YOUR TASK.
Please rewrite the data below with "Cumulative Liquidity" swapped for "Total Liquidity" and nothing else altered, leaving out the pictures.

GIVEN RECORDS.
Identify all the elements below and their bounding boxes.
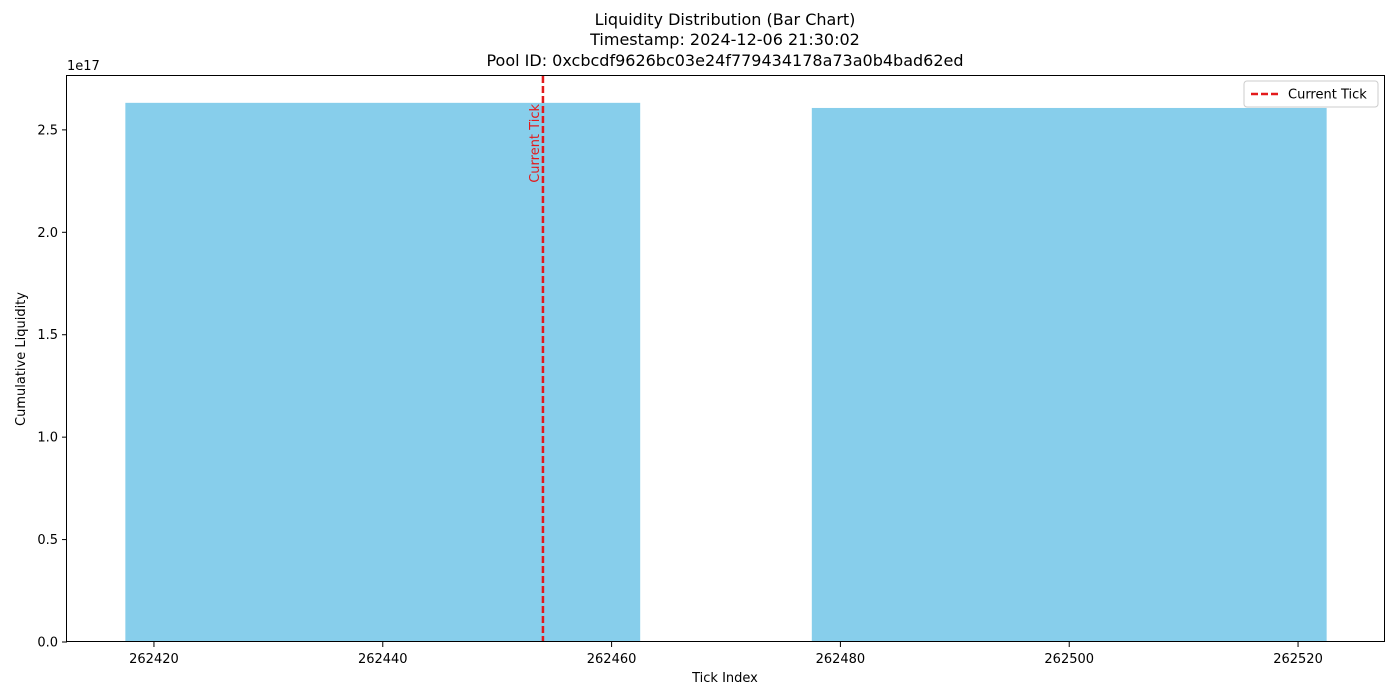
y-tick-label-3: 1.0 <box>37 431 58 446</box>
x-tick-label-5: 262500 <box>1044 652 1094 667</box>
y-tick-label-4: 1.5 <box>37 328 58 343</box>
x-axis-label: Tick Index <box>691 671 758 686</box>
x-axis: 262420 262440 262460 262480 262500 262520 <box>129 642 1323 667</box>
legend-label-current-tick: Current Tick <box>1288 88 1367 103</box>
y-tick-label-5: 2.0 <box>37 226 58 241</box>
x-tick-label-3: 262460 <box>587 652 637 667</box>
chart-title-line-2: Timestamp: 2024-12-06 21:30:02 <box>589 30 860 49</box>
legend: Current Tick <box>1243 80 1379 108</box>
y-axis: 0.0 0.5 1.0 1.5 2.0 2.5 <box>37 123 67 651</box>
x-tick-label-1: 262420 <box>129 652 179 667</box>
plot-frame <box>66 75 1385 642</box>
bar-1 <box>125 102 641 642</box>
y-axis-offset-label: 1e17 <box>67 59 100 74</box>
y-tick-label-2: 0.5 <box>37 533 58 548</box>
chart-title-line-3: Pool ID: 0xcbcdf9626bc03e24f779434178a73… <box>486 51 963 70</box>
current-tick-group: Current Tick <box>528 76 545 642</box>
y-axis-label: Cumulative Liquidity <box>14 292 29 426</box>
bar-2 <box>811 107 1327 643</box>
x-tick-label-6: 262520 <box>1273 652 1323 667</box>
y-tick-label-6: 2.5 <box>37 123 58 138</box>
current-tick-annotation: Current Tick <box>528 104 543 183</box>
bars-group <box>125 102 1327 643</box>
chart-title-line-1: Liquidity Distribution (Bar Chart) <box>595 10 856 29</box>
x-tick-label-4: 262480 <box>816 652 866 667</box>
x-tick-label-2: 262440 <box>358 652 408 667</box>
y-tick-label-1: 0.0 <box>37 636 58 651</box>
legend-box <box>1243 80 1379 108</box>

EXERCISE RESULT.
Identify all the elements below and their bounding boxes.
y-tick-label-3: 1.0 <box>37 431 58 446</box>
x-tick-label-5: 262500 <box>1044 652 1094 667</box>
y-tick-label-4: 1.5 <box>37 328 58 343</box>
x-axis-label: Tick Index <box>691 671 758 686</box>
x-axis: 262420 262440 262460 262480 262500 262520 <box>129 642 1323 667</box>
legend-label-current-tick: Current Tick <box>1288 88 1367 103</box>
y-tick-label-5: 2.0 <box>37 226 58 241</box>
x-tick-label-3: 262460 <box>587 652 637 667</box>
chart-title-line-2: Timestamp: 2024-12-06 21:30:02 <box>589 30 860 49</box>
legend: Current Tick <box>1243 80 1379 108</box>
y-axis: 0.0 0.5 1.0 1.5 2.0 2.5 <box>37 123 67 651</box>
x-tick-label-1: 262420 <box>129 652 179 667</box>
plot-frame <box>66 75 1385 642</box>
bar-1 <box>125 102 641 642</box>
y-axis-offset-label: 1e17 <box>67 59 100 74</box>
y-tick-label-2: 0.5 <box>37 533 58 548</box>
chart-title-line-3: Pool ID: 0xcbcdf9626bc03e24f779434178a73… <box>486 51 963 70</box>
current-tick-group: Current Tick <box>528 76 545 642</box>
y-axis-label: Total Liquidity <box>14 292 29 426</box>
bar-2 <box>811 107 1327 643</box>
x-tick-label-6: 262520 <box>1273 652 1323 667</box>
y-tick-label-6: 2.5 <box>37 123 58 138</box>
current-tick-annotation: Current Tick <box>528 104 543 183</box>
bars-group <box>125 102 1327 643</box>
chart-title-line-1: Liquidity Distribution (Bar Chart) <box>595 10 856 29</box>
x-tick-label-4: 262480 <box>816 652 866 667</box>
x-tick-label-2: 262440 <box>358 652 408 667</box>
y-tick-label-1: 0.0 <box>37 636 58 651</box>
legend-box <box>1243 80 1379 108</box>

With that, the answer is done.